| What you will do |
Check each line of the material. Copy those containing "title".

| Exercise materials |
========

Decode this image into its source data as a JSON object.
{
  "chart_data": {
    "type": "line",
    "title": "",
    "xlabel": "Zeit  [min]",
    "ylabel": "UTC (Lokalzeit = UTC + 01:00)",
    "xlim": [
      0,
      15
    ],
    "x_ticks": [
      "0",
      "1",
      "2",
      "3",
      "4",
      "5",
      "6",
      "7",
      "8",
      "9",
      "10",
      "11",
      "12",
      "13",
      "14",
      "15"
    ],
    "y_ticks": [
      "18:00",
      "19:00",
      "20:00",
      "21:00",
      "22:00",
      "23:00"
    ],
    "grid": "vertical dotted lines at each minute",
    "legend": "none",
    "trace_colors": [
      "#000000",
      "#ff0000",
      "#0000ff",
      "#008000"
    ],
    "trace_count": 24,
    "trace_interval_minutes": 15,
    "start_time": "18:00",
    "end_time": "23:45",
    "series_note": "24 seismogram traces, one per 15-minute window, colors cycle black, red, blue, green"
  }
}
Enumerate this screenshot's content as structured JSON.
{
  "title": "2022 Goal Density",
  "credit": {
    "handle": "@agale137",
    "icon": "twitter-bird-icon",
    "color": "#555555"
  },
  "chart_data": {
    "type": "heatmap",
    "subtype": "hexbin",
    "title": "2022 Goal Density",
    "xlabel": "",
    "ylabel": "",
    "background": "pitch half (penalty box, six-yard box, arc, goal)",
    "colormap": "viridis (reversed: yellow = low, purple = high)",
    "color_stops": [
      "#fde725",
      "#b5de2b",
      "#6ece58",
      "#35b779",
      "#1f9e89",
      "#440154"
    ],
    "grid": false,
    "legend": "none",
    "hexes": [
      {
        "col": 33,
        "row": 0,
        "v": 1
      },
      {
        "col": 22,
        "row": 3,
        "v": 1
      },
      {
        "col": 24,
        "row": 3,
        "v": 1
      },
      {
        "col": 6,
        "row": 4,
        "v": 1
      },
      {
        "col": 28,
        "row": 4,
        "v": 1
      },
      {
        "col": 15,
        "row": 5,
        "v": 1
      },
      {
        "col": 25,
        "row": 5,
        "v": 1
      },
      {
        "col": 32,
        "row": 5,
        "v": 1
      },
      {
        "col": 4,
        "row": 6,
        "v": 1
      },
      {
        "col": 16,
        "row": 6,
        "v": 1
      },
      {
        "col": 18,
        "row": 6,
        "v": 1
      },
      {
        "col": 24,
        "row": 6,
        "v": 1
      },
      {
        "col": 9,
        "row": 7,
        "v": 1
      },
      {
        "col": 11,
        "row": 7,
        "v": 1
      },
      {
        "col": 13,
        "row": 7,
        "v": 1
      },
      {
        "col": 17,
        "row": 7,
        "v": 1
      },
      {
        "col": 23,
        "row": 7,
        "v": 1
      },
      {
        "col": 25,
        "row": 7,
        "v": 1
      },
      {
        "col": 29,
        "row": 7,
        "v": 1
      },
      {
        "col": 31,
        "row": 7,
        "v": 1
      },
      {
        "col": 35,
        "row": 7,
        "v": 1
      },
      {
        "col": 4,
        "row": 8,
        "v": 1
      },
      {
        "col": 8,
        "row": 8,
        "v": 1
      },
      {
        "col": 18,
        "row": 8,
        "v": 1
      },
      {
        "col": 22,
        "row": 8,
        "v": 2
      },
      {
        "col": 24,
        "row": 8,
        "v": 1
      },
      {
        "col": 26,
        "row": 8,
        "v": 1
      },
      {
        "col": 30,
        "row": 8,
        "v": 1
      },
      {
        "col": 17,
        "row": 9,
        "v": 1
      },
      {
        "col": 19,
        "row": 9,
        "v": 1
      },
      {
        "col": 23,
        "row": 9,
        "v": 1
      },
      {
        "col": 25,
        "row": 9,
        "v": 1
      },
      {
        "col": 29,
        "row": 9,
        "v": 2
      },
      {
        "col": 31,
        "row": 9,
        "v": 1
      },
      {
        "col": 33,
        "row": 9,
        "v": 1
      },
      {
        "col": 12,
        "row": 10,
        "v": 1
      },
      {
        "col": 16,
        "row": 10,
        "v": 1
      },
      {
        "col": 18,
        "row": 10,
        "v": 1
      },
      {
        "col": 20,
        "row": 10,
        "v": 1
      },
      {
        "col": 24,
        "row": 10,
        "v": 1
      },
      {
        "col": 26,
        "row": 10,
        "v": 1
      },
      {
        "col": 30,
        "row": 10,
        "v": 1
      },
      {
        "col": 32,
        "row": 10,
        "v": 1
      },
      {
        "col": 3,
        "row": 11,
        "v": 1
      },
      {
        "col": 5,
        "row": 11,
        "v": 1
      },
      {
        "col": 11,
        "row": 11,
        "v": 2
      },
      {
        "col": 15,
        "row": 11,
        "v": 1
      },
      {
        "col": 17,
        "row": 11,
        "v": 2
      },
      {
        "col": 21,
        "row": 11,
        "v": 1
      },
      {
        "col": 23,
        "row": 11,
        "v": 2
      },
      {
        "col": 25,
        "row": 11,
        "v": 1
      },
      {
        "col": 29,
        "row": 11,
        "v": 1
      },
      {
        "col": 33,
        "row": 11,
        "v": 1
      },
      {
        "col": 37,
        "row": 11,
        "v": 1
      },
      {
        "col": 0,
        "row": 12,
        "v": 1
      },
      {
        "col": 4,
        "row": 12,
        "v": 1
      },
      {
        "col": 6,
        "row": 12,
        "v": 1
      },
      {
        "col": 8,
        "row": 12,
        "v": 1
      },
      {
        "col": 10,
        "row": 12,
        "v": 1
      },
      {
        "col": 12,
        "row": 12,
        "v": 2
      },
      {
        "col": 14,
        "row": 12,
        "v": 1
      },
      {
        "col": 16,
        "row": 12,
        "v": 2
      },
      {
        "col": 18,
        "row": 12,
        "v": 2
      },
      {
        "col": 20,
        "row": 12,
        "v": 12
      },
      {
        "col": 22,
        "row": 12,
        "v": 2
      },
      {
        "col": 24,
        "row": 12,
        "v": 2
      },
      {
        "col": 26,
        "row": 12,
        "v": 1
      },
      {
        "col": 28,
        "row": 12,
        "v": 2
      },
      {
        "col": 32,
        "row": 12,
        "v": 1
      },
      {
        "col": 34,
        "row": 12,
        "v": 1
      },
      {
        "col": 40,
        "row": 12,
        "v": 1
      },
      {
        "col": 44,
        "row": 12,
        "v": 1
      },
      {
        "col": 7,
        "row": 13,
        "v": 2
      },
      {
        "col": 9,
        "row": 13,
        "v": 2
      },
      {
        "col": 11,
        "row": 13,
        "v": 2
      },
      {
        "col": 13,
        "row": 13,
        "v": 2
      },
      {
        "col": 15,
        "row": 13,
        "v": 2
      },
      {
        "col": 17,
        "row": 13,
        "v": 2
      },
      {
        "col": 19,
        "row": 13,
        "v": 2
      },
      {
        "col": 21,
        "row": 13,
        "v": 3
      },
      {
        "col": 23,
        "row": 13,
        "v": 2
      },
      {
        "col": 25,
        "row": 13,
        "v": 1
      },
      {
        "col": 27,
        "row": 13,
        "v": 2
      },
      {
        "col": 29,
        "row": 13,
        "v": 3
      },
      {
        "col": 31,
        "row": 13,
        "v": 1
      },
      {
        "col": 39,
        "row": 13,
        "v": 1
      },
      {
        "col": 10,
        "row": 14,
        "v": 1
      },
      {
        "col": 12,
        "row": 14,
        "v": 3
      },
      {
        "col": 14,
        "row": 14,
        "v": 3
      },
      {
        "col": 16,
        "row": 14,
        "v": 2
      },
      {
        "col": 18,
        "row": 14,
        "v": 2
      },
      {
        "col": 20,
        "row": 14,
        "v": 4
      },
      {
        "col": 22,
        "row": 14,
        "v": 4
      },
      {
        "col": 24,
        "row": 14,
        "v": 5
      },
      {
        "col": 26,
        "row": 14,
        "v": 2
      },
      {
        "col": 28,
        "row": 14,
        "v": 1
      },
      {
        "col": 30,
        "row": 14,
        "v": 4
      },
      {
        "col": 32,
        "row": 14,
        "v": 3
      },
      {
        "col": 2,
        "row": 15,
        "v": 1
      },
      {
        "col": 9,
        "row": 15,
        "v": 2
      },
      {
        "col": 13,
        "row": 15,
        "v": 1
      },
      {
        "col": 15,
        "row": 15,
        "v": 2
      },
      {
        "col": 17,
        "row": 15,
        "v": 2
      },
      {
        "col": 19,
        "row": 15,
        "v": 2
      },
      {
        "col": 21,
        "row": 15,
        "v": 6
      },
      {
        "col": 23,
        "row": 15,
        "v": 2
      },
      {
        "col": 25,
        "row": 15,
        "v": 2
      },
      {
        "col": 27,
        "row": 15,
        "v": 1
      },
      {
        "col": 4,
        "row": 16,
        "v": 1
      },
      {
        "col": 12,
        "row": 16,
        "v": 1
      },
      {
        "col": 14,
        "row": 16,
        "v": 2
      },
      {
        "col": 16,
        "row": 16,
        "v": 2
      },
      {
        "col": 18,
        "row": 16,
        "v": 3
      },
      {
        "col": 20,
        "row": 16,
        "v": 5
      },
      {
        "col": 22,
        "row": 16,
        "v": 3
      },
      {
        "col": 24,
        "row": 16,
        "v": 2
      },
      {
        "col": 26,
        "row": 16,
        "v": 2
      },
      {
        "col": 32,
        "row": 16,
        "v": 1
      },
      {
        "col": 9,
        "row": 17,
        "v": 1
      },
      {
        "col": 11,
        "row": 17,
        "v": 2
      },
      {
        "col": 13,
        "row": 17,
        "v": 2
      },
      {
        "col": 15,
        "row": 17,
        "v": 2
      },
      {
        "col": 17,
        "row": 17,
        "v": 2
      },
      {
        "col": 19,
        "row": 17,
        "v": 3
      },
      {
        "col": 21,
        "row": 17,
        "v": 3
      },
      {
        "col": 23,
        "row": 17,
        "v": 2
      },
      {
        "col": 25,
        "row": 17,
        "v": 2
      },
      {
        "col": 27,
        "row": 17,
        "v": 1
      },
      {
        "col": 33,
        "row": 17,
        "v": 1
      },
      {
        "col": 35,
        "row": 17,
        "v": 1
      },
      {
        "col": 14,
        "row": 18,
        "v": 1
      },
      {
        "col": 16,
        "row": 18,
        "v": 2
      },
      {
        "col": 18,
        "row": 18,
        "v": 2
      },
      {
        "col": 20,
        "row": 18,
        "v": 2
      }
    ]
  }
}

========

| Full answer |
    "title": "",
  "title": "2022 Goal Density",
    "title": "2022 Goal Density",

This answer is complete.